_EXERCISE DETAILS_
Copy every line in which the string "Sulawesi" occurs.

_DATASET_
________________________
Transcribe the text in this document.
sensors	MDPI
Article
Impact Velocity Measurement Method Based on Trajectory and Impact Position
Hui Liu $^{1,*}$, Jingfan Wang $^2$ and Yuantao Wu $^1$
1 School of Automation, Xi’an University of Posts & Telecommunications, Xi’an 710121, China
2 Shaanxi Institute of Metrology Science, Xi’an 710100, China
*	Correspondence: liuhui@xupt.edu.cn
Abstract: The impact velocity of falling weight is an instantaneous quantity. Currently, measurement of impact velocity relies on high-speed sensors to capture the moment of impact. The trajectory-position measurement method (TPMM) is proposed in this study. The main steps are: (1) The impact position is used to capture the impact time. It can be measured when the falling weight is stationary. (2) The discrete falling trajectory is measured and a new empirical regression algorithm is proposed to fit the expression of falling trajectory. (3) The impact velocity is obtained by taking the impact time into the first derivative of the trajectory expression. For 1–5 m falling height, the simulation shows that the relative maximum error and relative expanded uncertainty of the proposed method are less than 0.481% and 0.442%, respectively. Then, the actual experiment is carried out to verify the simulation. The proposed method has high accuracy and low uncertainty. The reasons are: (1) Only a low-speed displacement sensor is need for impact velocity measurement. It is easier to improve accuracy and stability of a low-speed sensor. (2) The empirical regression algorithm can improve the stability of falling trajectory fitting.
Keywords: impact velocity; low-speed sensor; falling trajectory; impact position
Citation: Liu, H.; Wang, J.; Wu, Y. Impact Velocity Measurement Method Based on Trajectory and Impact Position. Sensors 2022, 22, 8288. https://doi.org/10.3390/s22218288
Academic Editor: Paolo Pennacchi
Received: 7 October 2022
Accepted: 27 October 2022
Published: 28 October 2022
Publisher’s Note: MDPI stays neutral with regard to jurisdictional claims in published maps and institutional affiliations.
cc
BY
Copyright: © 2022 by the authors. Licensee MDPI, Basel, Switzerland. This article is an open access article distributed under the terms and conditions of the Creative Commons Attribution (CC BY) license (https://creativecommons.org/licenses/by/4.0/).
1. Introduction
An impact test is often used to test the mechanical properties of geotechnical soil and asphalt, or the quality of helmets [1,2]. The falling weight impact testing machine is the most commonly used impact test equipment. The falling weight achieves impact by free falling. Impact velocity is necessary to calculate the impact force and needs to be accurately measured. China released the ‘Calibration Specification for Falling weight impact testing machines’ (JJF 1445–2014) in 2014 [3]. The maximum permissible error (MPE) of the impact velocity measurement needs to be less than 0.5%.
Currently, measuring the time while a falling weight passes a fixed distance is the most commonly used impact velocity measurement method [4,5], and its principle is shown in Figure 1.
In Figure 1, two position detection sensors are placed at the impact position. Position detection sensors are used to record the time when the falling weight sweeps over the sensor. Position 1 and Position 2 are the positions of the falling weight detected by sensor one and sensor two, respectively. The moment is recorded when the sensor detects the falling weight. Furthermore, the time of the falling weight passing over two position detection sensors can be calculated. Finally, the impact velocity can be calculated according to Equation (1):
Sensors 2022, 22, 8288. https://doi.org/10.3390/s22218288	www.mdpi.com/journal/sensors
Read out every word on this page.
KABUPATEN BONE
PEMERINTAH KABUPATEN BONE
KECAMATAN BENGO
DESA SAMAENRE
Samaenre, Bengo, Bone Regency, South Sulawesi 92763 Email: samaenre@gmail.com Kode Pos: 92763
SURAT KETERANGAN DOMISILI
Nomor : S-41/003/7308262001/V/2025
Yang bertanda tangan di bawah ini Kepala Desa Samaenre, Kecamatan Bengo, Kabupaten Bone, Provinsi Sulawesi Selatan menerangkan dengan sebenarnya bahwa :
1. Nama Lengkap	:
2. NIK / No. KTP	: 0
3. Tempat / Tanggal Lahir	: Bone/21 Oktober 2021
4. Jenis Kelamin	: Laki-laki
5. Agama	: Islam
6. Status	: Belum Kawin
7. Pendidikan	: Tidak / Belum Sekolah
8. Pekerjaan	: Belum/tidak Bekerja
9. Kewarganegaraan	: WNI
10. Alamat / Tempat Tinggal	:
________________________
_ANSWER FOR THIS EXERCISE_
Samaenre, Bengo, Bone Regency, South Sulawesi 92763 Email: samaenre@gmail.com Kode Pos: 92763
Yang bertanda tangan di bawah ini Kepala Desa Samaenre, Kecamatan Bengo, Kabupaten Bone, Provinsi Sulawesi Selatan menerangkan dengan sebenarnya bahwa :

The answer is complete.